> **Task data**

-*-*-

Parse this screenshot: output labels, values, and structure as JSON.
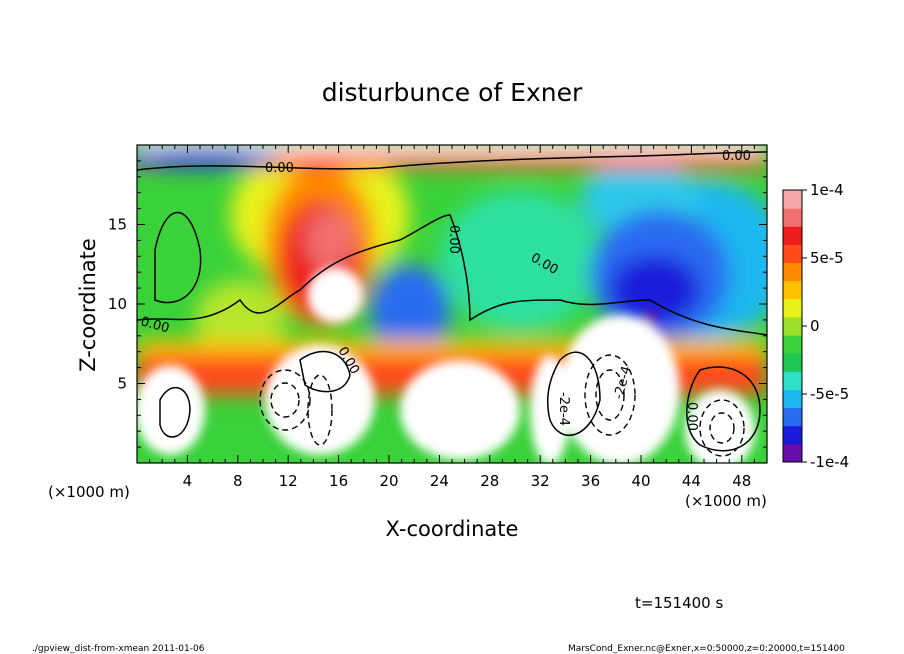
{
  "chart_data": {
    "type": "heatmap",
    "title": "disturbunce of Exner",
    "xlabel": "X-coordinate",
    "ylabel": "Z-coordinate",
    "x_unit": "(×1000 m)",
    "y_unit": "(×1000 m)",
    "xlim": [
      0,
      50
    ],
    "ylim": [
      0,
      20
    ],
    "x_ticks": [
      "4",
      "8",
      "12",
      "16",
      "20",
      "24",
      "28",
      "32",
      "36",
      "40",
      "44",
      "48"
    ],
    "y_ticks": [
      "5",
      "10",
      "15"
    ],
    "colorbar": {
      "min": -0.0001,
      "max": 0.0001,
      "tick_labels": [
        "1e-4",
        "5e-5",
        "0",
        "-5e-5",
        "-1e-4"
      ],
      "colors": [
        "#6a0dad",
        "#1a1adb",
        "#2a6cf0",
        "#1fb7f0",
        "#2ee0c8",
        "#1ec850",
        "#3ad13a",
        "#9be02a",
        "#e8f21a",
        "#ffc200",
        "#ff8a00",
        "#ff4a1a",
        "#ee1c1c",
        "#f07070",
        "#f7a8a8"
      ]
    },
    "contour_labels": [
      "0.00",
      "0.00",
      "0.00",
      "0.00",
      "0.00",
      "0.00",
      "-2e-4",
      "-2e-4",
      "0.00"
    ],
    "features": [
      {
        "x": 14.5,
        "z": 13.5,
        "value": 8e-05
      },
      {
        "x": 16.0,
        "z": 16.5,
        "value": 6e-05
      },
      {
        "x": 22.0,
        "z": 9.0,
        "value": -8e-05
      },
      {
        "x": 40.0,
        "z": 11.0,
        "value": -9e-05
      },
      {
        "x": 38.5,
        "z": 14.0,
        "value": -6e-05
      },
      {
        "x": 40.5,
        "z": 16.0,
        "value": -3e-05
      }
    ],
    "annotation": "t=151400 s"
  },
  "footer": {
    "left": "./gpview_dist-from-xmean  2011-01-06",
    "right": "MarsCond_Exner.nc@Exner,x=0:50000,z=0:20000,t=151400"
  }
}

-*-*-

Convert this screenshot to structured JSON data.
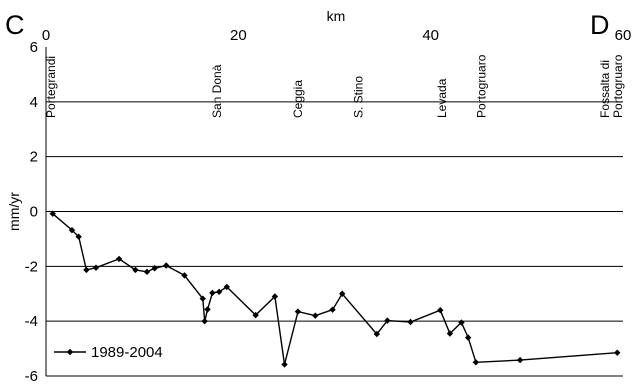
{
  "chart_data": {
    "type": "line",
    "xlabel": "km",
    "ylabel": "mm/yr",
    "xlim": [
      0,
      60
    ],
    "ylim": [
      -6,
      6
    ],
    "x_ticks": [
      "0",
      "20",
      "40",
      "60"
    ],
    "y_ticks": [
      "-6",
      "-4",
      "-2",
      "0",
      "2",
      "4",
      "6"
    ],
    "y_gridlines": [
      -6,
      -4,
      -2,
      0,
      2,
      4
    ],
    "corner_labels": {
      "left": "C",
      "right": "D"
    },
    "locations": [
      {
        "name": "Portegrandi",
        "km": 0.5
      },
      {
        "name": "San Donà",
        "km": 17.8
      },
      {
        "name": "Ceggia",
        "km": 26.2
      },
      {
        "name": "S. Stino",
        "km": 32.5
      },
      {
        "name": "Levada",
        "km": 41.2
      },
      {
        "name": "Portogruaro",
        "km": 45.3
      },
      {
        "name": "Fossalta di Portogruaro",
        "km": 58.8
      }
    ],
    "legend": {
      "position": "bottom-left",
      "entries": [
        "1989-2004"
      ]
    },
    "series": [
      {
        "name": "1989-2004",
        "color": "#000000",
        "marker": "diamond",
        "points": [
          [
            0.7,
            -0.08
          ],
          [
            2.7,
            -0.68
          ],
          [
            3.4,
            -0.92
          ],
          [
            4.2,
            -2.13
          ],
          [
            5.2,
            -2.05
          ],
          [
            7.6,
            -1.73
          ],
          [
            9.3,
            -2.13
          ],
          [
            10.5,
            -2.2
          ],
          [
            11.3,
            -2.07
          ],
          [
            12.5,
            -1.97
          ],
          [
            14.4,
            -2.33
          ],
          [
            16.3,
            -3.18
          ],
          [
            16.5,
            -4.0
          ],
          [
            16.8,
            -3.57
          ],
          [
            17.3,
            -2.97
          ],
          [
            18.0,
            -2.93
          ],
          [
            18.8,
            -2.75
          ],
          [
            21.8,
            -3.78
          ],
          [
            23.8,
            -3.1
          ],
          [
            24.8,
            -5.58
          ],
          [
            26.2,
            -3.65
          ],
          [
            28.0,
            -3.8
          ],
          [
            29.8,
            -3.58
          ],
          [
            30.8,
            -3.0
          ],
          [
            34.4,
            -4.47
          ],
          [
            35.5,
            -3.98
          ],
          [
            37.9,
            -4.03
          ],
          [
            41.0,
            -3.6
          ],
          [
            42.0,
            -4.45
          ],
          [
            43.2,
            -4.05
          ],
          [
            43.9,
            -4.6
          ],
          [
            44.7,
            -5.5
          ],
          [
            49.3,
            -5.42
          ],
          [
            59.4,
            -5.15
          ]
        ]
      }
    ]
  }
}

-*-*-

> **Task details**
Show the lines where the word "this" appears in the entries.

> **Output below**
Parse this screenshot: output labels, values, and structure as JSON.
Convert this screenshot to structured JSON data.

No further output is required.